Work to be completed
Gather all lines in the entries below that include the word "color".

Input for this task
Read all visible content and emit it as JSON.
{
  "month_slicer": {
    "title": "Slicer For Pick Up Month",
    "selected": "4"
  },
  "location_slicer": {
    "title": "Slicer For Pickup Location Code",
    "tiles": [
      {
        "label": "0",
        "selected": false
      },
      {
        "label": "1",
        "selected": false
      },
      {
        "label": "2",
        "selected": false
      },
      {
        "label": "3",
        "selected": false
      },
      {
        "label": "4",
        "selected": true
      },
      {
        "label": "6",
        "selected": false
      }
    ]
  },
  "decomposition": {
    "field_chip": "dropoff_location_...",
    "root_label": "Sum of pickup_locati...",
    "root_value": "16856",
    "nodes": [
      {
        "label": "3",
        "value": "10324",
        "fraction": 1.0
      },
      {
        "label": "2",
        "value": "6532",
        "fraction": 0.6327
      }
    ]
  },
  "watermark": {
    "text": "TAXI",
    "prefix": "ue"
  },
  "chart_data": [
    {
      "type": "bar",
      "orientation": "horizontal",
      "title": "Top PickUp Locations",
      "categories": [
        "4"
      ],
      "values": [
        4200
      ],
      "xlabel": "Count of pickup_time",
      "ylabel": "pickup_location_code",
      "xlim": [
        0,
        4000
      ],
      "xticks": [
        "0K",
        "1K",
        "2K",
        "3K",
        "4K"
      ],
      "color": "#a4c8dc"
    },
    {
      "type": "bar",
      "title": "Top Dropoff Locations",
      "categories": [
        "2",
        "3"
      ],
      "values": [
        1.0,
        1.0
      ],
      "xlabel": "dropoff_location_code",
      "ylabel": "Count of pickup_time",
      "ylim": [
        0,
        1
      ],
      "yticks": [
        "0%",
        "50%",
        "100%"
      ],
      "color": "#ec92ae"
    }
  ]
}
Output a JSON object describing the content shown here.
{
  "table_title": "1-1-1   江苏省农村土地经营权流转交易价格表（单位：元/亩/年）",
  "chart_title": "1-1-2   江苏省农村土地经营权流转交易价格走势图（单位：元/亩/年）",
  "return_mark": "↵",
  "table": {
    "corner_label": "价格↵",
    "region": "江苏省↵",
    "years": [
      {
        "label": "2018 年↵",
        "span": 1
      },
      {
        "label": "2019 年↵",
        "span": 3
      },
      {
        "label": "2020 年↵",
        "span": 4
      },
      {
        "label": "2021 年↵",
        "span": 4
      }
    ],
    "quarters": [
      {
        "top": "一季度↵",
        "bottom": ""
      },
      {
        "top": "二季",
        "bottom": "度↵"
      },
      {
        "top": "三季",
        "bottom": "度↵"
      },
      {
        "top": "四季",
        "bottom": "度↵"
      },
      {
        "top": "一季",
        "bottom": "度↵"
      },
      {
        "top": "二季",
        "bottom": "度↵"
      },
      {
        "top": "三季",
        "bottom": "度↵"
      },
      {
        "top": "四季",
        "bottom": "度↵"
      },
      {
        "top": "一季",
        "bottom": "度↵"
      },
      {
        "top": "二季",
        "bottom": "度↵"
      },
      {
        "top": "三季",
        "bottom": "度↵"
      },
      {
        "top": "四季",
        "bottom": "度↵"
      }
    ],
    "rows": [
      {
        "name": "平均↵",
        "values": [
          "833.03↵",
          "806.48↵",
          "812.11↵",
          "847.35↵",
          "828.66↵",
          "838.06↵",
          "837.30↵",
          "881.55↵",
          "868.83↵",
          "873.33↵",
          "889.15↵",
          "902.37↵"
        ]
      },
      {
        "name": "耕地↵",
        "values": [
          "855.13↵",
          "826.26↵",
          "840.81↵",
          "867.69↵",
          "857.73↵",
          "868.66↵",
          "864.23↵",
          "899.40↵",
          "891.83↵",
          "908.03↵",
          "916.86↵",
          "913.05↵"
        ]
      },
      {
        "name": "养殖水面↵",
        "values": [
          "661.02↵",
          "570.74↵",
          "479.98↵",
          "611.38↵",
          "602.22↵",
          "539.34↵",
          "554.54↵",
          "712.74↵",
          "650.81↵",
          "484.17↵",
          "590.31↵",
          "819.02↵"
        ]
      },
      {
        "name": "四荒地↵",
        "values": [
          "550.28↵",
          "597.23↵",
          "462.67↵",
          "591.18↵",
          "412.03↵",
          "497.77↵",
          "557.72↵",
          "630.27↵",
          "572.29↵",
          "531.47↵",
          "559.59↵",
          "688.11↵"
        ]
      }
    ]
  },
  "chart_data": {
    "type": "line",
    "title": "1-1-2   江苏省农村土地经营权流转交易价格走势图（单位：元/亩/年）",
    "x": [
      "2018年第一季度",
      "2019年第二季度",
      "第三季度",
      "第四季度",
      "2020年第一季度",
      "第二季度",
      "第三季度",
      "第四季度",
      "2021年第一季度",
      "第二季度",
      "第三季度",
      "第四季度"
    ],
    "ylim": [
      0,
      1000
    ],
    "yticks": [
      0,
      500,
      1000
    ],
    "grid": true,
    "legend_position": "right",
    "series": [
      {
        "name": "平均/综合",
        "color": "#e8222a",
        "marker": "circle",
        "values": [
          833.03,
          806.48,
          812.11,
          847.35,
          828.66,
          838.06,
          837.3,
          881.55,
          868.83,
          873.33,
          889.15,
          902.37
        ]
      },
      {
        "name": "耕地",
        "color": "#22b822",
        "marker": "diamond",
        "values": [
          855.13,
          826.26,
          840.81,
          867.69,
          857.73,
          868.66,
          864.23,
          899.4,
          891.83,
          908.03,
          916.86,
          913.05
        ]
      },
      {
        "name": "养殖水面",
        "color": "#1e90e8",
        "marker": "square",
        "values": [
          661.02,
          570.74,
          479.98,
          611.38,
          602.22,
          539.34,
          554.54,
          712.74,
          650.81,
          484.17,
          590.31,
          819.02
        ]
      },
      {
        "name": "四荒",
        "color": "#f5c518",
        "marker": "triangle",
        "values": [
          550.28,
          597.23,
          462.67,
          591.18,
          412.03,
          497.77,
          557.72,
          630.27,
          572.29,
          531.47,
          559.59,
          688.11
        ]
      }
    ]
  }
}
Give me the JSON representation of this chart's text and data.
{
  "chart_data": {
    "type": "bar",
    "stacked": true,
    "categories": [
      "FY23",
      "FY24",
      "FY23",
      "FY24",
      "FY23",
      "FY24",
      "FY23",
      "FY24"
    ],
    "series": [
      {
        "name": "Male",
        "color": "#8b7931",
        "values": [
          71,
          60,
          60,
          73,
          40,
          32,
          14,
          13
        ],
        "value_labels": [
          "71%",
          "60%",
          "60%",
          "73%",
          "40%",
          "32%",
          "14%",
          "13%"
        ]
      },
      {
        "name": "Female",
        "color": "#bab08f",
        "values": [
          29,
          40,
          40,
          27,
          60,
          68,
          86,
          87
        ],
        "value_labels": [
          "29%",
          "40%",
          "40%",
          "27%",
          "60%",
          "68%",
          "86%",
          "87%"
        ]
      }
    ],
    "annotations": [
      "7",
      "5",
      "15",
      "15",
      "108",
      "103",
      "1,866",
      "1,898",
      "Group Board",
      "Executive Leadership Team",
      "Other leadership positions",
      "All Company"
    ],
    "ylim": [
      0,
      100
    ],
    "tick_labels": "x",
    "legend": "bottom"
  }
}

Final answer
      "color": "#a4c8dc"
      "color": "#ec92ae"
        "color": "#e8222a",
        "color": "#22b822",
        "color": "#1e90e8",
        "color": "#f5c518",
        "color": "#8b7931",
        "color": "#bab08f",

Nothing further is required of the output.